- [Text extract]:

+ + +

I wondered absently whether he was this skilful a kisser normally, or was it the combination of us together that made it so amazing? I lost myself in his kiss. Disoriented to time and place, it was just the two of us... Everything else just fell away. The kiss was everything. The kiss was... sex. More than sex. Have you ever been kissed by someone and it felt like everything? Like more than sex? A kiss so good you don’t need to take it further, because there is no further. Well this kiss was like that. It was the kiss to end all kisses. I can’t remember the last time a standalone kiss had felt so powerful. So completely all-consuming.
But of course, we did take it further. And it’s not to say that what happened next was any less perfect... or breath-taking or mind-altering or soul-changing. Because the sex was all of those things. But if I could help you understand, even in just a small way, how epic just the kiss was... then I really don’t think I need to put the sex itself into words. Even in my own mind, when I think of the sex with this man, the words escape me. All I see are images; moving pictures like snapshots of time; like a roll of film tracking through an old-fashioned projector. Flashes of two naked bodies slick with sweat, fitting perfectly together, and moving in synchrony; in the most effortless harmony. The words don’t exist, only the feelings do. And that feeling of being with him, it will forever haunt me; it will forever be the sweetest memory. It’s true that we knew nothing about each other. Yet somehow it didn't matter. This was a soul connection. Some deep primal part of me was drawn inexplicably to some deep part of him.
Afterwards, we lay in bed and fell into easy conversation. After just a few minutes of talking to him, I could tell that he was a nice man. A polite, decent and genuine man. But it struck me as odd that there was nothing immediately profound about our conversation. On a personality level, there was no instant connection; no sense that we may have met in a past life; no homage to the significance of the experience we had just shared. But then again, what could compare to the physical connection we just experienced? Anything is going to pale in comparison to that. Was it any wonder that our topics of conversation were so utterly underwhelming compared with the gravity of what had just transpired between us? Eventually as we lay in wake of the unequivocal passion that had so recently materialised from thin air, we just sunk into a kind of comfortable silence. "Comfortable,” being the key word. It was… well... it was nice. Just very very nice.

+ + +

- [Parts of the exercise]:
(a) Answer these about the kiss passage:
(i) What does the narrator compare the images of the sex to, using an old piece of equipment?
(ii) Which three adjectives describe the man after a few minutes of talking?
(iii) Which word does the narrator single out as the key word?
(b) Rewrite everything in the kiss passage from "I wondered absently" down to "So completely all-consuming.", swapping "powerful" for "intense".

- [Supplied entries]:
+ + +

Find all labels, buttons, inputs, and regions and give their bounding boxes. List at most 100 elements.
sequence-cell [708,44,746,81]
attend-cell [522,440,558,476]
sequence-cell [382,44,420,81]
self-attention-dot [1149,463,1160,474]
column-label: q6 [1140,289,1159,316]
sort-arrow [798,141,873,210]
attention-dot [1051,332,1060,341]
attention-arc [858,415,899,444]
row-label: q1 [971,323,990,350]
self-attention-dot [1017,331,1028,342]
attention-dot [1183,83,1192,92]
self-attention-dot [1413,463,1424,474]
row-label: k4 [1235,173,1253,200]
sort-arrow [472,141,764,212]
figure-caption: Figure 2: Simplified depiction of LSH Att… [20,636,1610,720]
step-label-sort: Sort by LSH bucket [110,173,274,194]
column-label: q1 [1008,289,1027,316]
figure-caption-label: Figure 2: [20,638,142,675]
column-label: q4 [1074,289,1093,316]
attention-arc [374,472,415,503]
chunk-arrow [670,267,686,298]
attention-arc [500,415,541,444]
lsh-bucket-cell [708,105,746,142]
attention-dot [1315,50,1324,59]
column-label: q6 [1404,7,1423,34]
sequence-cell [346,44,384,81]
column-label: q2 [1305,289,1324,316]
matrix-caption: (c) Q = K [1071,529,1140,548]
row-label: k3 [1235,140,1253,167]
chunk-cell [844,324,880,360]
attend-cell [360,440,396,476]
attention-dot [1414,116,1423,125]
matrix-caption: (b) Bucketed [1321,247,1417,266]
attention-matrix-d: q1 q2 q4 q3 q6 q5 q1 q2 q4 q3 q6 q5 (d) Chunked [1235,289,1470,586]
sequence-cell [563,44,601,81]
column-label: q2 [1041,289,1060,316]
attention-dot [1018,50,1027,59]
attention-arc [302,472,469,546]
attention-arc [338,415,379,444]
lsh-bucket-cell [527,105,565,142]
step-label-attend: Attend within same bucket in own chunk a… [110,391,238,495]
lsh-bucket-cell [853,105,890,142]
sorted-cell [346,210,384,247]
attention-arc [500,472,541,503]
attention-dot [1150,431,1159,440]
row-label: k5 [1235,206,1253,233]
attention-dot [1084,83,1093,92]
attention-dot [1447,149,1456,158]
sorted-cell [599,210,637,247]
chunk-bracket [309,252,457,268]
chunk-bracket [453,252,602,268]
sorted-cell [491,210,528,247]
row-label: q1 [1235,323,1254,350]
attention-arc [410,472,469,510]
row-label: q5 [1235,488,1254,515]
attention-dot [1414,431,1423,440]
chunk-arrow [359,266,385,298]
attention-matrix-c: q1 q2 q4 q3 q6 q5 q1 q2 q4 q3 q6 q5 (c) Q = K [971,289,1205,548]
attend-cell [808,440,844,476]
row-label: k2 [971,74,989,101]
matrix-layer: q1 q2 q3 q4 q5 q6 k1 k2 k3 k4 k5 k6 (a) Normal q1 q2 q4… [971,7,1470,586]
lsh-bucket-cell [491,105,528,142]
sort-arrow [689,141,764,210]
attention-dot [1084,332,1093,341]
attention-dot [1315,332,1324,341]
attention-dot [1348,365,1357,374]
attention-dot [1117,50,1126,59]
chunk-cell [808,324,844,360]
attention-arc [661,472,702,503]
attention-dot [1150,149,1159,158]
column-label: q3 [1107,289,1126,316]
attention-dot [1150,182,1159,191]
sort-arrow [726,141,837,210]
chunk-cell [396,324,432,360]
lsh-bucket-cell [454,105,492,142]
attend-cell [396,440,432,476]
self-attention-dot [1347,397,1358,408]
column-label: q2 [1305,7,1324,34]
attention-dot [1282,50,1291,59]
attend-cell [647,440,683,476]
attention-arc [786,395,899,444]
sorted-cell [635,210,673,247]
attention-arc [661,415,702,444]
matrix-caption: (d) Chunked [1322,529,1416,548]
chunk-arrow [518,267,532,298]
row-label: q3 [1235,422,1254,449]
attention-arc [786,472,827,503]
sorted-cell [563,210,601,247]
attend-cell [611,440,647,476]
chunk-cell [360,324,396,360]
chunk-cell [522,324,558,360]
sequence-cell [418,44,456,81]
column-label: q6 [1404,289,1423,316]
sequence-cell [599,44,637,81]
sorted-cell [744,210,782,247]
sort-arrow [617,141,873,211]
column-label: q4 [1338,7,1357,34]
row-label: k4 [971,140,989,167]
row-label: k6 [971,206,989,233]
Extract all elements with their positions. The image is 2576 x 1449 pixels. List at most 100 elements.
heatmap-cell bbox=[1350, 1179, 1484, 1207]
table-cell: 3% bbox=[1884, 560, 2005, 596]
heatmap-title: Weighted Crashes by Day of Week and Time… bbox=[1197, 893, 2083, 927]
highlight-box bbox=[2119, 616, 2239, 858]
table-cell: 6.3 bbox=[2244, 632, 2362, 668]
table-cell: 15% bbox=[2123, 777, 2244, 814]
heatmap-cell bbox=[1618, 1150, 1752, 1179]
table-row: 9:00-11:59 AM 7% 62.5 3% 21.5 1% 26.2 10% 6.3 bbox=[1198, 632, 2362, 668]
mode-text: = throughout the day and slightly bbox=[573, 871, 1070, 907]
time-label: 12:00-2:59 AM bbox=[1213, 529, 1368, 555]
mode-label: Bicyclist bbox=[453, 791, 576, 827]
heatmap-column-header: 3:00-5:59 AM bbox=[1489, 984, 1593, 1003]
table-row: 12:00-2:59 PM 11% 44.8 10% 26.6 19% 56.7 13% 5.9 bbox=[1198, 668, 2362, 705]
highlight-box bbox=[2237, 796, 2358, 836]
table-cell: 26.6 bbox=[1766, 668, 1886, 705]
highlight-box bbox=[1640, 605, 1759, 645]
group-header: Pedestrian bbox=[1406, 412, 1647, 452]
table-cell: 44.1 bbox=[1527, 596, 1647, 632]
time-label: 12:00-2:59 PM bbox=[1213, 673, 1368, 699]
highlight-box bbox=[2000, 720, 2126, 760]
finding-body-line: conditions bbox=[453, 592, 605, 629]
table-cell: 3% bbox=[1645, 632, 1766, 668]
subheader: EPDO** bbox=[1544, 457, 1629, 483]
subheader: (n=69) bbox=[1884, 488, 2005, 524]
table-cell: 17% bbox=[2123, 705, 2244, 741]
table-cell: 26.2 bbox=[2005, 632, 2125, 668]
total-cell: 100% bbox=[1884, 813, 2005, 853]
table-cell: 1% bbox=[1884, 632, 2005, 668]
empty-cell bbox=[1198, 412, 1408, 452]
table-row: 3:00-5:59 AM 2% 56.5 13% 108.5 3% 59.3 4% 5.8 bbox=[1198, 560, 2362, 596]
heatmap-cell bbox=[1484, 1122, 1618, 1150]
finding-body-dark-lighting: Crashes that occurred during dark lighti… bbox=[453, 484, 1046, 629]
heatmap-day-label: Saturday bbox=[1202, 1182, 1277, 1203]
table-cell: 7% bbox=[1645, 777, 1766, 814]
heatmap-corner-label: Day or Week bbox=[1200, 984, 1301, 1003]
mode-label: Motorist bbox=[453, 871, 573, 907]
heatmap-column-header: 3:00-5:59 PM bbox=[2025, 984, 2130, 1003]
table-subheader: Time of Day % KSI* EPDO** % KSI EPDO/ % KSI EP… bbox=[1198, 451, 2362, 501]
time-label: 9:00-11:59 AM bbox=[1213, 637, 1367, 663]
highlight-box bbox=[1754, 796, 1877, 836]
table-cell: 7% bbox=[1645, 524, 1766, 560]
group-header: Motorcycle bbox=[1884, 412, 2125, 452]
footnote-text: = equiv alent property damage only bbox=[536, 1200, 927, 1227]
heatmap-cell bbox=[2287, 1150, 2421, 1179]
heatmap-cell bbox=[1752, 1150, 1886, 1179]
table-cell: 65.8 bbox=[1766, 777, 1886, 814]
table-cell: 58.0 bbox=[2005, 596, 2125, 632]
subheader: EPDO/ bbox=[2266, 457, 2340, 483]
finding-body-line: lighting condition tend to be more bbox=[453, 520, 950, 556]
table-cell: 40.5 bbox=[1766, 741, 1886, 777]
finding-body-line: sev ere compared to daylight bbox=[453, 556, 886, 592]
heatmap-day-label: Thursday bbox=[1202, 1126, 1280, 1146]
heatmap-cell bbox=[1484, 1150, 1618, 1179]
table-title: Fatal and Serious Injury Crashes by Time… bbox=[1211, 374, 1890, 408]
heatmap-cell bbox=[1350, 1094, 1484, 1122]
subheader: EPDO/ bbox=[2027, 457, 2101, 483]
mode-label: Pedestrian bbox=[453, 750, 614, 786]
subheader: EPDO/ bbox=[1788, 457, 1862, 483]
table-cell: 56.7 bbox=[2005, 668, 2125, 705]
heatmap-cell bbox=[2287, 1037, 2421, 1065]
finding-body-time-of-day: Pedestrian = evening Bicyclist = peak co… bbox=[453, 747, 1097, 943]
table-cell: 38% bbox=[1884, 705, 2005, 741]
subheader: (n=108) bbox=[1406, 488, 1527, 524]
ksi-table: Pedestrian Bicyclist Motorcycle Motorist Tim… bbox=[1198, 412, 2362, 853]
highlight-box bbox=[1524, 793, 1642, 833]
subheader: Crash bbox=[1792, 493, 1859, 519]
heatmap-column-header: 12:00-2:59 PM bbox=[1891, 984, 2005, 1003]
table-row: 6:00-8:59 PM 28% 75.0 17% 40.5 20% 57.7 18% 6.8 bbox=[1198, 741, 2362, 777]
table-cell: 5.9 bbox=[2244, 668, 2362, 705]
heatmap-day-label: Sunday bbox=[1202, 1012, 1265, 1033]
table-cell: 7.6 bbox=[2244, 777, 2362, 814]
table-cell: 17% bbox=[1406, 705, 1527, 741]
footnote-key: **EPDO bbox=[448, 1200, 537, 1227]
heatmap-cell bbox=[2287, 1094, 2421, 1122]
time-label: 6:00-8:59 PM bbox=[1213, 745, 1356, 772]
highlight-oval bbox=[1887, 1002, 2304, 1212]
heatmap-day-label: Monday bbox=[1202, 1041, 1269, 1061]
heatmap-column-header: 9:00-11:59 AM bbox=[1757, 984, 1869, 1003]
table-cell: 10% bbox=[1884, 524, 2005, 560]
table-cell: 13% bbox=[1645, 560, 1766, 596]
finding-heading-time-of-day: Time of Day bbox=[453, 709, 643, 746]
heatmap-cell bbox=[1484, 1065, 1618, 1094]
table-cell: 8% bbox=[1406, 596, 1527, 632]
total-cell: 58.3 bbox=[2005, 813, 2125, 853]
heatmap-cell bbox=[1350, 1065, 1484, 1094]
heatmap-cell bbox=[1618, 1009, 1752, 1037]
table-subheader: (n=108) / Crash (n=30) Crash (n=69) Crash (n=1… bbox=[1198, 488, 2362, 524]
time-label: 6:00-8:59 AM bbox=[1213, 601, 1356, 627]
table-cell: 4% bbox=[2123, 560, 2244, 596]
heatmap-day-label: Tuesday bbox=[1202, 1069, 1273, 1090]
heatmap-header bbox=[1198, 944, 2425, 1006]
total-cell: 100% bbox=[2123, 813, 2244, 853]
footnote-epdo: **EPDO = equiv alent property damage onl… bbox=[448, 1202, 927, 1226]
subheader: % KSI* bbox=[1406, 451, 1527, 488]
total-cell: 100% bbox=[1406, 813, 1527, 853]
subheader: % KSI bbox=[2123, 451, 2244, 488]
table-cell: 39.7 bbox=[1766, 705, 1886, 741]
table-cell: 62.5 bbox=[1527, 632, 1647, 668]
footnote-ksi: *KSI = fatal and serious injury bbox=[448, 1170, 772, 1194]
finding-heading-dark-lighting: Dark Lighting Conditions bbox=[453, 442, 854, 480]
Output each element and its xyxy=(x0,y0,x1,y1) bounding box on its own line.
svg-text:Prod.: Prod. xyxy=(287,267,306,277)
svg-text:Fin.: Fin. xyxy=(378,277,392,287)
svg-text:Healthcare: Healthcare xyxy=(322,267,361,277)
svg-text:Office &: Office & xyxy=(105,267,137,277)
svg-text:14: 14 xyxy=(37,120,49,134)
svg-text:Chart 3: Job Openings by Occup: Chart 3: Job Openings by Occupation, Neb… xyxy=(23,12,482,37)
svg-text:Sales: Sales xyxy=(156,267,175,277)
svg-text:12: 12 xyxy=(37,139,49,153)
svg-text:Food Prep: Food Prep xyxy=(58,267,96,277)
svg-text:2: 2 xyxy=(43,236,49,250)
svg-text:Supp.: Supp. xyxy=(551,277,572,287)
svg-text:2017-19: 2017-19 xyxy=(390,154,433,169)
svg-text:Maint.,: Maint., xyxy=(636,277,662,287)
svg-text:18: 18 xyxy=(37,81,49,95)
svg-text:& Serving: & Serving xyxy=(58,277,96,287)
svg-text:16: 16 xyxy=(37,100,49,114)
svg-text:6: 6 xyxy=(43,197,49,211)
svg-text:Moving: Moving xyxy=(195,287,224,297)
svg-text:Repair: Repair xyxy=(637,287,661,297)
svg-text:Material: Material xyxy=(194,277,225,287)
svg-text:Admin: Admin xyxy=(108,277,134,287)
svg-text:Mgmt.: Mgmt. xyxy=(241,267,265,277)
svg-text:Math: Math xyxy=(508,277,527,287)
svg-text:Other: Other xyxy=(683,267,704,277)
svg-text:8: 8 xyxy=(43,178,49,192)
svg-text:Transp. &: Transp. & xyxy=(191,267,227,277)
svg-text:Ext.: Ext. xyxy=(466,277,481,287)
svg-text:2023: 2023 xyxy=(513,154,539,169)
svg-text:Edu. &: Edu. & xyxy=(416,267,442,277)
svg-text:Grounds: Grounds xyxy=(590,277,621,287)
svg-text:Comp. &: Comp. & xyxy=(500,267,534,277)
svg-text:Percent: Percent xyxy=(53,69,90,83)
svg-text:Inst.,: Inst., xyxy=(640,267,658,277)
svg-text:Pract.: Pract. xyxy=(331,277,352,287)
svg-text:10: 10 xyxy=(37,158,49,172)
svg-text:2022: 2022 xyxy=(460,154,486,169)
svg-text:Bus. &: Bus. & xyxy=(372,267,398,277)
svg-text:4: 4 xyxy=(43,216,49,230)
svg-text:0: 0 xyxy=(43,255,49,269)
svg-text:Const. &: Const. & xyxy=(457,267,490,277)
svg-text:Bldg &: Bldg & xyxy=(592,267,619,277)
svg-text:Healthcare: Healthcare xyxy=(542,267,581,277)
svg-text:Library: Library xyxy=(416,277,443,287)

+ + +

- [Written responses]:
(a)
(i) A roll of film tracking through an old-fashioned projector
(ii) Polite, decent and genuine
(iii) "Comfortable"

(b)
I wondered absently whether he was this skilful a kisser normally, or was it the combination of us together that made it so amazing? I lost myself in his kiss. Disoriented to time and place, it was just the two of us... Everything else just fell away. The kiss was everything. The kiss was... sex. More than sex. Have you ever been kissed by someone and it felt like everything? Like more than sex? A kiss so good you don’t need to take it further, because there is no further. Well this kiss was like that. It was the kiss to end all kisses. I can’t remember the last time a standalone kiss had felt so intense. So completely all-consuming.